Excerpted data ->
*****
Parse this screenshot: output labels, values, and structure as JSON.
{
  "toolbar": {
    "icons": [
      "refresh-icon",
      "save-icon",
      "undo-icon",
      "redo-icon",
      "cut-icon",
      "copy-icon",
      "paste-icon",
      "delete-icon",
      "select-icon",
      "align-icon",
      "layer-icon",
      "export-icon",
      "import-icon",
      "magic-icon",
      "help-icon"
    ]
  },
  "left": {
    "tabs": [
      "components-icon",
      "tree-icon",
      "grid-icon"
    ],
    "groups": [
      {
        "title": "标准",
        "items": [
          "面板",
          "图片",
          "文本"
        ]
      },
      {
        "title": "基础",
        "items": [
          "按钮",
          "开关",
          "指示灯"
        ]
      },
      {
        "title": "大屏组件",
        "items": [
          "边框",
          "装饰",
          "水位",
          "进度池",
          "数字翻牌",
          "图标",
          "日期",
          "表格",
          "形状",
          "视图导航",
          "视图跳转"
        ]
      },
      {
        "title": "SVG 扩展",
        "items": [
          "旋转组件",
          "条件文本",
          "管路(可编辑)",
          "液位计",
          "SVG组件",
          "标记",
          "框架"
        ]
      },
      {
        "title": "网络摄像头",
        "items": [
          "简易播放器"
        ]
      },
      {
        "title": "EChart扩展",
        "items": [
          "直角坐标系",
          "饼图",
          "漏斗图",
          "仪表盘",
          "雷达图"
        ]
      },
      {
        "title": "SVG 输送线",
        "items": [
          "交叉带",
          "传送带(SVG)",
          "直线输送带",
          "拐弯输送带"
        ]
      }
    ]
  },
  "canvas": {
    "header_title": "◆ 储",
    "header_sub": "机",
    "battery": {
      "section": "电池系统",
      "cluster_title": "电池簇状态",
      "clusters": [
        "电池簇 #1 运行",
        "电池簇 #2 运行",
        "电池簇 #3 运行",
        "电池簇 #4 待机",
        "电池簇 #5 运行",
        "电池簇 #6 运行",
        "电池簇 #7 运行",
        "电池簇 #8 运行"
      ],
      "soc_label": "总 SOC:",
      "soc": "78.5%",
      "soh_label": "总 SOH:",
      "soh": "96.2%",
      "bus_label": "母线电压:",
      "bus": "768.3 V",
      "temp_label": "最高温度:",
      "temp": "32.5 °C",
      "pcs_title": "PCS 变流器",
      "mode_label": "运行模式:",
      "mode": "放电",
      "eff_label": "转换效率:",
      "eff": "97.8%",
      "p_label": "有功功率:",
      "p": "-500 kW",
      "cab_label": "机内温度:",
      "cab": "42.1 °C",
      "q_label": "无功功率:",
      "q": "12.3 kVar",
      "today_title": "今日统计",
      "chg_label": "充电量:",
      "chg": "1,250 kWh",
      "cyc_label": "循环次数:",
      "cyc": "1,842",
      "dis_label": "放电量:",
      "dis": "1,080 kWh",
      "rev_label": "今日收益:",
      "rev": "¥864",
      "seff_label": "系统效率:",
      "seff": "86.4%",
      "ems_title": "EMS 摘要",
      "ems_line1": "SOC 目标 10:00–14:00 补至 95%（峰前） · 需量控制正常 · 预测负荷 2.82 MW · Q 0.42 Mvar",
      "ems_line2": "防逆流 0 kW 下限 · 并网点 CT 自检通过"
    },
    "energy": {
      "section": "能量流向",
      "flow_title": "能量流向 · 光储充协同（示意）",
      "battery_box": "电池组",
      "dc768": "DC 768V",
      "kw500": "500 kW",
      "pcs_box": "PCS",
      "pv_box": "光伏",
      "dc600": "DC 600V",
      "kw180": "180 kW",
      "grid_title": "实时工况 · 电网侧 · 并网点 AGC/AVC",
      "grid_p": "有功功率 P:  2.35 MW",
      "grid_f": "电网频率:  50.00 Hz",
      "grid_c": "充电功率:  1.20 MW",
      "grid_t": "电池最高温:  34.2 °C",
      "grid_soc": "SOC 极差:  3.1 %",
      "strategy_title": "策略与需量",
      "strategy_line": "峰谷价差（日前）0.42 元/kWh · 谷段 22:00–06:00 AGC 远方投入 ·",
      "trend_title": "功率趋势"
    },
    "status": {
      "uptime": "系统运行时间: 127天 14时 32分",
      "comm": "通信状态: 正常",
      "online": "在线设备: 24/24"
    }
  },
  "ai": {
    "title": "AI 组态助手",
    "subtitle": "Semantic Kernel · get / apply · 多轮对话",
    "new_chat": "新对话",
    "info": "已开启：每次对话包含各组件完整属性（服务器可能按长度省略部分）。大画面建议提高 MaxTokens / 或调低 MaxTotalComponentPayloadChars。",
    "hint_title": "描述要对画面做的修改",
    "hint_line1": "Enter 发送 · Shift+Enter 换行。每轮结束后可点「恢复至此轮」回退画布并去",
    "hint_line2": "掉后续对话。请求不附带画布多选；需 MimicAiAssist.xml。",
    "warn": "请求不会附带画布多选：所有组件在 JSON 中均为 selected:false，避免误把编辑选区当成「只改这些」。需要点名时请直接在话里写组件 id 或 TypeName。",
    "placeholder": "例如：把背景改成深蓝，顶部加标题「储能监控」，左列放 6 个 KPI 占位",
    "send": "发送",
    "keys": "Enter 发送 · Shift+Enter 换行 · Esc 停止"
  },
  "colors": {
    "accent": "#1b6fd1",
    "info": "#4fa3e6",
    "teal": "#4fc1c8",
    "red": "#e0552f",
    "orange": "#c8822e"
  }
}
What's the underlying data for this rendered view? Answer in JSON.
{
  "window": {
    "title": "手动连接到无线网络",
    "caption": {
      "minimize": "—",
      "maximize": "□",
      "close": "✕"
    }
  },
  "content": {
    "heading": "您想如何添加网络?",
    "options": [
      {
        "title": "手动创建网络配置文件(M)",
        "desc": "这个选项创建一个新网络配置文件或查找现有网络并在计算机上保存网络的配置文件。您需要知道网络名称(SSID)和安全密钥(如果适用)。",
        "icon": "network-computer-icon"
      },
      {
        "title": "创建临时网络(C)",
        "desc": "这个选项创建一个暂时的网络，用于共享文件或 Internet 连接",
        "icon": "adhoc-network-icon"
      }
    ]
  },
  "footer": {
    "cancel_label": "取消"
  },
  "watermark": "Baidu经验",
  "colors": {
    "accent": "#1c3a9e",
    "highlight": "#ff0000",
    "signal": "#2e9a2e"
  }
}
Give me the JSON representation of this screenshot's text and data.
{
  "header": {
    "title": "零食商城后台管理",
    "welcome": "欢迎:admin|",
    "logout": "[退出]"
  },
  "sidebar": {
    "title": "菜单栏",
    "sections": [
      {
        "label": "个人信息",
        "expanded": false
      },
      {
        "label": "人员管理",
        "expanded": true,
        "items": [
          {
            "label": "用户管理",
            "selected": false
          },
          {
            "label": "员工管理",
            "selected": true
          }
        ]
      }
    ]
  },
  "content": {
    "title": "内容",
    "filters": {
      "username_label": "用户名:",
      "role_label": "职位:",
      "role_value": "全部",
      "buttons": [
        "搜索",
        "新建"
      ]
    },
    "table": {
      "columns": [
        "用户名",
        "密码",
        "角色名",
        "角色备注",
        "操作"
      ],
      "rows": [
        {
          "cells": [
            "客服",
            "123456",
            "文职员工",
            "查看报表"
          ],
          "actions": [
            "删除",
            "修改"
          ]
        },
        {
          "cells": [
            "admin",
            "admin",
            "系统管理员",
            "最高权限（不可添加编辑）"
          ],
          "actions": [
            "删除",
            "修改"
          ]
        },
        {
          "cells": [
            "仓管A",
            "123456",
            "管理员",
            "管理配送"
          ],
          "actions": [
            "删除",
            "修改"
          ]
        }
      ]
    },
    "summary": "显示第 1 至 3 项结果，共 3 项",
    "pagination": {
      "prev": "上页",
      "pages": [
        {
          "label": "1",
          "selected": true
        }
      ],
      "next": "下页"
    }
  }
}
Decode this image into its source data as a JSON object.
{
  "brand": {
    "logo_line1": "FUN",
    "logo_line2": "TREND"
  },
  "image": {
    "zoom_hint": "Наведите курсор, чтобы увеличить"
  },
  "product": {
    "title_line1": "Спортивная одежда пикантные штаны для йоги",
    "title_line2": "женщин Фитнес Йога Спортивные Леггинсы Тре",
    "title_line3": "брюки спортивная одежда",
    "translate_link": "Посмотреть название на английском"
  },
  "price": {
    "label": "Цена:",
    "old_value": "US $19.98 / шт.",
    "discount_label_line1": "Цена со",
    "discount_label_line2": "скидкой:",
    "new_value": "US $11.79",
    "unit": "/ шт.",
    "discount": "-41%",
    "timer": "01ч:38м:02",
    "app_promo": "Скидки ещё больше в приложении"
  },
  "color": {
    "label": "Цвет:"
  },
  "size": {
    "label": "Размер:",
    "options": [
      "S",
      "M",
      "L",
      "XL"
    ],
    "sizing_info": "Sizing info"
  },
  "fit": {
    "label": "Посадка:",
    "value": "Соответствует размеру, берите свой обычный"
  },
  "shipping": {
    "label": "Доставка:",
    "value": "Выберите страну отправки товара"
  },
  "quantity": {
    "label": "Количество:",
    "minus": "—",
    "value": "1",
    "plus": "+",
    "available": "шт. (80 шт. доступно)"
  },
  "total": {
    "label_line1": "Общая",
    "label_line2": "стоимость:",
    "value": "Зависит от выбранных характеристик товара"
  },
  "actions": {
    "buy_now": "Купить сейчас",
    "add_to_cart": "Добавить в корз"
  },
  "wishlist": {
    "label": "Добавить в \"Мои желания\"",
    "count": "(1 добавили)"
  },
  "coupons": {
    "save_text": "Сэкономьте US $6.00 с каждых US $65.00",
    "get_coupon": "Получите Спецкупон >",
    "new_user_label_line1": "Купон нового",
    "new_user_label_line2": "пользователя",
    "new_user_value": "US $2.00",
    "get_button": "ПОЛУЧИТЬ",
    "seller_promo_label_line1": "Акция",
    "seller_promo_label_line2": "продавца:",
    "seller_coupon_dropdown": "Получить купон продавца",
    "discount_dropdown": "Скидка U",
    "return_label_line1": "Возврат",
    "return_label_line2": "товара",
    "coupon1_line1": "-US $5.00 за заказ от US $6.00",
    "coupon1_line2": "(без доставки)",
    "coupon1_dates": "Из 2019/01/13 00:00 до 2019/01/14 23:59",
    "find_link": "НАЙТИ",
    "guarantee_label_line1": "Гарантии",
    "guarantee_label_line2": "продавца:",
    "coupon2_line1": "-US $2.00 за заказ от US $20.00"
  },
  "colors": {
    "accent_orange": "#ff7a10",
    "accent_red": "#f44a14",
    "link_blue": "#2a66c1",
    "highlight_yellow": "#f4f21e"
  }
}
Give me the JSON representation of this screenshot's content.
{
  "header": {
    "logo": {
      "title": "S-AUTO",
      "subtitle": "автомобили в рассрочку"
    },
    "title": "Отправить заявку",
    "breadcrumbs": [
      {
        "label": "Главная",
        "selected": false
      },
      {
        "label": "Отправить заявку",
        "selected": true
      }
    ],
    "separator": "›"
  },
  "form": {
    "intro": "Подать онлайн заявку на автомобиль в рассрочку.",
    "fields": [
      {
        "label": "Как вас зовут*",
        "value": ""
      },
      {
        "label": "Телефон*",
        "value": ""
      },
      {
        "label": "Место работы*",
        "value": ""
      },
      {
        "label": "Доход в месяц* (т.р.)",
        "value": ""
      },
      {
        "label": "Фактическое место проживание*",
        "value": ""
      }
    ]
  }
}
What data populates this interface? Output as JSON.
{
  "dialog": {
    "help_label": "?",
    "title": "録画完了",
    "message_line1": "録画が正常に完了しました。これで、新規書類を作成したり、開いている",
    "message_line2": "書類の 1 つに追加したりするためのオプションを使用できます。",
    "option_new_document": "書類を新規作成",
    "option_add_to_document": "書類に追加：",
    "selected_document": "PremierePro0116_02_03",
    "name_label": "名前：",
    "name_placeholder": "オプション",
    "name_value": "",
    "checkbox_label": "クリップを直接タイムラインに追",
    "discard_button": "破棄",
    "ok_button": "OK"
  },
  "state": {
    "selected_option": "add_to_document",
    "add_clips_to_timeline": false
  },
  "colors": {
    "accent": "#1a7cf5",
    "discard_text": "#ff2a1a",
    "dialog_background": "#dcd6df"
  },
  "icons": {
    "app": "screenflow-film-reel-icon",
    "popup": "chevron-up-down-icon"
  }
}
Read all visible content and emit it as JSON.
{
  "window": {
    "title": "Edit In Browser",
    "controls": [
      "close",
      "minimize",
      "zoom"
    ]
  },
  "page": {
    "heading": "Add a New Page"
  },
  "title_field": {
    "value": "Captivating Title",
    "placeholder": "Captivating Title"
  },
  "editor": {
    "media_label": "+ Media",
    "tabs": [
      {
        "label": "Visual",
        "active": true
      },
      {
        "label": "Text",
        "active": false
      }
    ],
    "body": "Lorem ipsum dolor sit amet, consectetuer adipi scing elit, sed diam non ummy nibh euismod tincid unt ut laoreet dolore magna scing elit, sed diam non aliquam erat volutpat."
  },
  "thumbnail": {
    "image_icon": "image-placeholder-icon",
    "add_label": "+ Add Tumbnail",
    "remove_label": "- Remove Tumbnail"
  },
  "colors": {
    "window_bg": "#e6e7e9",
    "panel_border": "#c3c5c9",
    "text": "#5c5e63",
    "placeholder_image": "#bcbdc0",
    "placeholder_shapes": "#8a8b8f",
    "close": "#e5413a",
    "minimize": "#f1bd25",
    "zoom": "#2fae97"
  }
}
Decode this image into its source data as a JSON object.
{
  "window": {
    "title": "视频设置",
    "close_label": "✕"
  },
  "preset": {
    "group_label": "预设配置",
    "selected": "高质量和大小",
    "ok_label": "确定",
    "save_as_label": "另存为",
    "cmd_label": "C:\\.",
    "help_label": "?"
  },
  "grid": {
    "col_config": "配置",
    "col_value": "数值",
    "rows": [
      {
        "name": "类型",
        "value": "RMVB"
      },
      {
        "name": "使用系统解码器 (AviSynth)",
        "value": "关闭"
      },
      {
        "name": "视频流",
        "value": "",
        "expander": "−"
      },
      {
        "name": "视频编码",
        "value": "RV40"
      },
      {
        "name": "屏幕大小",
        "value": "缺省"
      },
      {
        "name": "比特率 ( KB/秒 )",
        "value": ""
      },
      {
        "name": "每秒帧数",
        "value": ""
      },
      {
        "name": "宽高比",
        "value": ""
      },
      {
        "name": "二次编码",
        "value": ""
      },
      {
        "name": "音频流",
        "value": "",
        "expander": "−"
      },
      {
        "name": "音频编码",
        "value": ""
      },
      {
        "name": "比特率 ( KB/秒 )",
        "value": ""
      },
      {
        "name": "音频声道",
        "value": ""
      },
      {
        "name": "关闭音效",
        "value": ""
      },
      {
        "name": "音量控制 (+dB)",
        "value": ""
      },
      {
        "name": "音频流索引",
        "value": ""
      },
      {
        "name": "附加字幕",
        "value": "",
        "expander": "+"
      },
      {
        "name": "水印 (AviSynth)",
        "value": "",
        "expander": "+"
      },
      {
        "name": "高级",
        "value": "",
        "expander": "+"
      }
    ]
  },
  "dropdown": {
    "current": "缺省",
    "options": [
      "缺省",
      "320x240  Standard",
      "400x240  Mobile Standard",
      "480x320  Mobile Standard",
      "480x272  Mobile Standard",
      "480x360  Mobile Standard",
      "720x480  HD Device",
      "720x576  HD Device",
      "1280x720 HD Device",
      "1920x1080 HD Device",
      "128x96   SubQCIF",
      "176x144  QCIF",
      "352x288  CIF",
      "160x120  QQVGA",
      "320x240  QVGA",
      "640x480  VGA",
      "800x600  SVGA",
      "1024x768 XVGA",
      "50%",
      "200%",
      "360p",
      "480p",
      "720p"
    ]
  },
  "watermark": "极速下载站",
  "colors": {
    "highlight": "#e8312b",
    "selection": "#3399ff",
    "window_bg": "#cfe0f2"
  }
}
*****
Task directions -> Show the lines that mention the word "продавца".

Exercise response ->
    "seller_promo_label_line2": "продавца:",
    "seller_coupon_dropdown": "Получить купон продавца",
    "guarantee_label_line2": "продавца:",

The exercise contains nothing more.